DATASET CONTENT:
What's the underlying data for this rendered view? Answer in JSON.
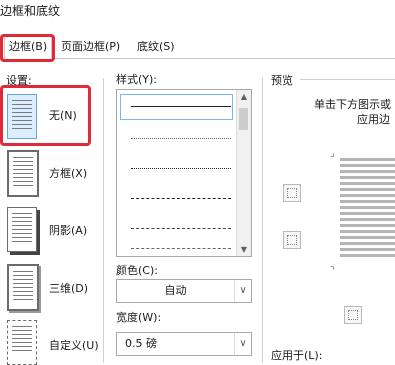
{
  "window": {
    "title": "边框和底纹"
  },
  "tabs": [
    {
      "label": "边框(B)",
      "active": true
    },
    {
      "label": "页面边框(P)"
    },
    {
      "label": "底纹(S)"
    }
  ],
  "settings": {
    "label": "设置:",
    "items": [
      {
        "label": "无(N)",
        "selected": true
      },
      {
        "label": "方框(X)"
      },
      {
        "label": "阴影(A)"
      },
      {
        "label": "三维(D)"
      },
      {
        "label": "自定义(U)"
      }
    ]
  },
  "style": {
    "label": "样式(Y):",
    "line_styles": [
      "solid",
      "dotted-fine",
      "dotted",
      "dashed",
      "dash-dot",
      "dash-dot-dot"
    ]
  },
  "color": {
    "label": "颜色(C):",
    "value": "自动"
  },
  "width": {
    "label": "宽度(W):",
    "value": "0.5 磅"
  },
  "preview": {
    "label": "预览",
    "hint_line1": "单击下方图示或",
    "hint_line2": "应用边",
    "apply_label": "应用于(L):"
  },
  "colors": {
    "highlight": "#e02a3a",
    "selected_bg": "#dbeeff"
  }
}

GIVEN REQUEST: Write the lines above out again exactly, without any of their pictures.

REPLY:
What's the underlying data for this rendered view? Answer in JSON.
{
  "window": {
    "title": "边框和底纹"
  },
  "tabs": [
    {
      "label": "边框(B)",
      "active": true
    },
    {
      "label": "页面边框(P)"
    },
    {
      "label": "底纹(S)"
    }
  ],
  "settings": {
    "label": "设置:",
    "items": [
      {
        "label": "无(N)",
        "selected": true
      },
      {
        "label": "方框(X)"
      },
      {
        "label": "阴影(A)"
      },
      {
        "label": "三维(D)"
      },
      {
        "label": "自定义(U)"
      }
    ]
  },
  "style": {
    "label": "样式(Y):",
    "line_styles": [
      "solid",
      "dotted-fine",
      "dotted",
      "dashed",
      "dash-dot",
      "dash-dot-dot"
    ]
  },
  "color": {
    "label": "颜色(C):",
    "value": "自动"
  },
  "width": {
    "label": "宽度(W):",
    "value": "0.5 磅"
  },
  "preview": {
    "label": "预览",
    "hint_line1": "单击下方图示或",
    "hint_line2": "应用边",
    "apply_label": "应用于(L):"
  },
  "colors": {
    "highlight": "#e02a3a",
    "selected_bg": "#dbeeff"
  }
}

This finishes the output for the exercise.